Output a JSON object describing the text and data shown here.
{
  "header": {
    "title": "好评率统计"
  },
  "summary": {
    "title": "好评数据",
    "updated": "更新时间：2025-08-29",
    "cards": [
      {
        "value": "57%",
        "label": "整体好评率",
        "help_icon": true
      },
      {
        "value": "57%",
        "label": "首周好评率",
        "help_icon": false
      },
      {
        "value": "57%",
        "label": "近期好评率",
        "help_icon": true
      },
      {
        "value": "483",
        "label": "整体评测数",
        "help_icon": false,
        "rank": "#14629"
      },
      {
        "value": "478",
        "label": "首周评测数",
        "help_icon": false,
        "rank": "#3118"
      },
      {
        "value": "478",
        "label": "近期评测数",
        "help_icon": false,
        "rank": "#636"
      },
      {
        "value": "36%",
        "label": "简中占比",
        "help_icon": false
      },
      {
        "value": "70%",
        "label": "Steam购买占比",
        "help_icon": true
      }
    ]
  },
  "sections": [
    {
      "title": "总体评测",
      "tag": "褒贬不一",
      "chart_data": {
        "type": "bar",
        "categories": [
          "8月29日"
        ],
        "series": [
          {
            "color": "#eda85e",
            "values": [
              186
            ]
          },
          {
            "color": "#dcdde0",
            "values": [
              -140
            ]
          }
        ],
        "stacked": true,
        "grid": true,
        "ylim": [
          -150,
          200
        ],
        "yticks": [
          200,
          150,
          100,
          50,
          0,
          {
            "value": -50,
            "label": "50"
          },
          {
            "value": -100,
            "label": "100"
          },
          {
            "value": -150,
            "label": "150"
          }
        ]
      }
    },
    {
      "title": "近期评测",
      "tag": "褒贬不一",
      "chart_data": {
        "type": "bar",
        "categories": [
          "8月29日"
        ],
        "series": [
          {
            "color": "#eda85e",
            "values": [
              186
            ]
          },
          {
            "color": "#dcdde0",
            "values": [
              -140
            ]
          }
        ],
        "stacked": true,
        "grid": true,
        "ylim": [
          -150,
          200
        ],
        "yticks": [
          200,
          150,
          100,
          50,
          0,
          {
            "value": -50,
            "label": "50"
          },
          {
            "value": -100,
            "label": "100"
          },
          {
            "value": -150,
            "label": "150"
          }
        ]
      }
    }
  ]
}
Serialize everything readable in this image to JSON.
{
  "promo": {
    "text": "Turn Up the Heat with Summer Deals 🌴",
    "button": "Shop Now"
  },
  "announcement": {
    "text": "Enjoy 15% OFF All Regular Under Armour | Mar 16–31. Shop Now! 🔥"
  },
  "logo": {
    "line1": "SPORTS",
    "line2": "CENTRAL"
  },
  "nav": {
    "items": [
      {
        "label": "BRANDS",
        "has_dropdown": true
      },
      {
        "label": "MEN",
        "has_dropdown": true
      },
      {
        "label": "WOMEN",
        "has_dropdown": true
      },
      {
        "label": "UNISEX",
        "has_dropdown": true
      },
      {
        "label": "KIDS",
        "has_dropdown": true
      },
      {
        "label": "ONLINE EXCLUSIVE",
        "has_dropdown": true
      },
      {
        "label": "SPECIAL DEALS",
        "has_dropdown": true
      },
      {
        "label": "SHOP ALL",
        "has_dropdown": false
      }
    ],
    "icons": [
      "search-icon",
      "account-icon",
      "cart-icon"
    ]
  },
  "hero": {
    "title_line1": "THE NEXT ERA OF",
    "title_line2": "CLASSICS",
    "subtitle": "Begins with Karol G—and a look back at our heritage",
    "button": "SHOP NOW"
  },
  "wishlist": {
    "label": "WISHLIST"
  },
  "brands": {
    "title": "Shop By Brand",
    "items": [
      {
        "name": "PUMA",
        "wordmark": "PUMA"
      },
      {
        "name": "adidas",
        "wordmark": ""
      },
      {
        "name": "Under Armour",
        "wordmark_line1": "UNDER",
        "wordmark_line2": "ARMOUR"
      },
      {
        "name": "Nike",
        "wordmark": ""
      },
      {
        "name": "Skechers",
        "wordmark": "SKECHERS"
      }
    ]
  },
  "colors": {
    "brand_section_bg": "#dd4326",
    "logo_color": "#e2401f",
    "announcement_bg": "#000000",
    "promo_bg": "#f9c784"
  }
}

◆ TASK PROMPT ◆
Please output the entries above, every line exactly as it reads.

◆ RESPONSE BELOW ◆
Output a JSON object describing the text and data shown here.
{
  "header": {
    "title": "好评率统计"
  },
  "summary": {
    "title": "好评数据",
    "updated": "更新时间：2025-08-29",
    "cards": [
      {
        "value": "57%",
        "label": "整体好评率",
        "help_icon": true
      },
      {
        "value": "57%",
        "label": "首周好评率",
        "help_icon": false
      },
      {
        "value": "57%",
        "label": "近期好评率",
        "help_icon": true
      },
      {
        "value": "483",
        "label": "整体评测数",
        "help_icon": false,
        "rank": "#14629"
      },
      {
        "value": "478",
        "label": "首周评测数",
        "help_icon": false,
        "rank": "#3118"
      },
      {
        "value": "478",
        "label": "近期评测数",
        "help_icon": false,
        "rank": "#636"
      },
      {
        "value": "36%",
        "label": "简中占比",
        "help_icon": false
      },
      {
        "value": "70%",
        "label": "Steam购买占比",
        "help_icon": true
      }
    ]
  },
  "sections": [
    {
      "title": "总体评测",
      "tag": "褒贬不一",
      "chart_data": {
        "type": "bar",
        "categories": [
          "8月29日"
        ],
        "series": [
          {
            "color": "#eda85e",
            "values": [
              186
            ]
          },
          {
            "color": "#dcdde0",
            "values": [
              -140
            ]
          }
        ],
        "stacked": true,
        "grid": true,
        "ylim": [
          -150,
          200
        ],
        "yticks": [
          200,
          150,
          100,
          50,
          0,
          {
            "value": -50,
            "label": "50"
          },
          {
            "value": -100,
            "label": "100"
          },
          {
            "value": -150,
            "label": "150"
          }
        ]
      }
    },
    {
      "title": "近期评测",
      "tag": "褒贬不一",
      "chart_data": {
        "type": "bar",
        "categories": [
          "8月29日"
        ],
        "series": [
          {
            "color": "#eda85e",
            "values": [
              186
            ]
          },
          {
            "color": "#dcdde0",
            "values": [
              -140
            ]
          }
        ],
        "stacked": true,
        "grid": true,
        "ylim": [
          -150,
          200
        ],
        "yticks": [
          200,
          150,
          100,
          50,
          0,
          {
            "value": -50,
            "label": "50"
          },
          {
            "value": -100,
            "label": "100"
          },
          {
            "value": -150,
            "label": "150"
          }
        ]
      }
    }
  ]
}
Serialize everything readable in this image to JSON.
{
  "promo": {
    "text": "Turn Up the Heat with Summer Deals 🌴",
    "button": "Shop Now"
  },
  "announcement": {
    "text": "Enjoy 15% OFF All Regular Under Armour | Mar 16–31. Shop Now! 🔥"
  },
  "logo": {
    "line1": "SPORTS",
    "line2": "CENTRAL"
  },
  "nav": {
    "items": [
      {
        "label": "BRANDS",
        "has_dropdown": true
      },
      {
        "label": "MEN",
        "has_dropdown": true
      },
      {
        "label": "WOMEN",
        "has_dropdown": true
      },
      {
        "label": "UNISEX",
        "has_dropdown": true
      },
      {
        "label": "KIDS",
        "has_dropdown": true
      },
      {
        "label": "ONLINE EXCLUSIVE",
        "has_dropdown": true
      },
      {
        "label": "SPECIAL DEALS",
        "has_dropdown": true
      },
      {
        "label": "SHOP ALL",
        "has_dropdown": false
      }
    ],
    "icons": [
      "search-icon",
      "account-icon",
      "cart-icon"
    ]
  },
  "hero": {
    "title_line1": "THE NEXT ERA OF",
    "title_line2": "CLASSICS",
    "subtitle": "Begins with Karol G—and a look back at our heritage",
    "button": "SHOP NOW"
  },
  "wishlist": {
    "label": "WISHLIST"
  },
  "brands": {
    "title": "Shop By Brand",
    "items": [
      {
        "name": "PUMA",
        "wordmark": "PUMA"
      },
      {
        "name": "adidas",
        "wordmark": ""
      },
      {
        "name": "Under Armour",
        "wordmark_line1": "UNDER",
        "wordmark_line2": "ARMOUR"
      },
      {
        "name": "Nike",
        "wordmark": ""
      },
      {
        "name": "Skechers",
        "wordmark": "SKECHERS"
      }
    ]
  },
  "colors": {
    "brand_section_bg": "#dd4326",
    "logo_color": "#e2401f",
    "announcement_bg": "#000000",
    "promo_bg": "#f9c784"
  }
}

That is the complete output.